The task: Output all the entries word for word. Omit the pictures.

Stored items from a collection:
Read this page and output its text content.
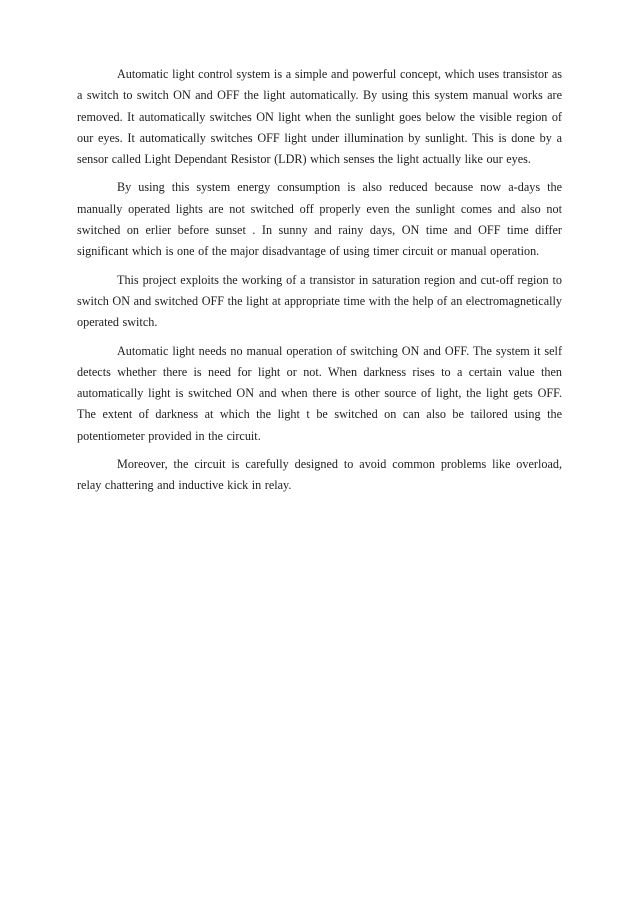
Automatic light control system is a simple and powerful concept, which uses transistor as a switch to switch ON and OFF the light automatically. By using this system manual works are removed. It automatically switches ON light when the sunlight goes below the visible region of our eyes. It automatically switches OFF light under illumination by sunlight. This is done by a sensor called Light Dependant Resistor (LDR) which senses the light actually like our eyes.

By using this system energy consumption is also reduced because now a-days the manually operated lights are not switched off properly even the sunlight comes and also not switched on erlier before sunset . In sunny and rainy days, ON time and OFF time differ significant which is one of the major disadvantage of using timer circuit or manual operation.

This project exploits the working of a transistor in saturation region and cut-off region to switch ON and switched OFF the light at appropriate time with the help of an electromagnetically operated switch.

Automatic light needs no manual operation of switching ON and OFF. The system it self detects whether there is need for light or not. When darkness rises to a certain value then automatically light is switched ON and when there is other source of light, the light gets OFF. The extent of darkness at which the light t be switched on can also be tailored using the potentiometer provided in the circuit.

Moreover, the circuit is carefully designed to avoid common problems like overload, relay chattering and inductive kick in relay.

The reply:
Read this page and output its text content.
Automatic light control system is a simple and powerful concept, which uses transistor as a switch to switch ON and OFF the light automatically. By using this system manual works are removed. It automatically switches ON light when the sunlight goes below the visible region of our eyes. It automatically switches OFF light under illumination by sunlight. This is done by a sensor called Light Dependant Resistor (LDR) which senses the light actually like our eyes.

By using this system energy consumption is also reduced because now a-days the manually operated lights are not switched off properly even the sunlight comes and also not switched on erlier before sunset . In sunny and rainy days, ON time and OFF time differ significant which is one of the major disadvantage of using timer circuit or manual operation.

This project exploits the working of a transistor in saturation region and cut-off region to switch ON and switched OFF the light at appropriate time with the help of an electromagnetically operated switch.

Automatic light needs no manual operation of switching ON and OFF. The system it self detects whether there is need for light or not. When darkness rises to a certain value then automatically light is switched ON and when there is other source of light, the light gets OFF. The extent of darkness at which the light t be switched on can also be tailored using the potentiometer provided in the circuit.

Moreover, the circuit is carefully designed to avoid common problems like overload, relay chattering and inductive kick in relay.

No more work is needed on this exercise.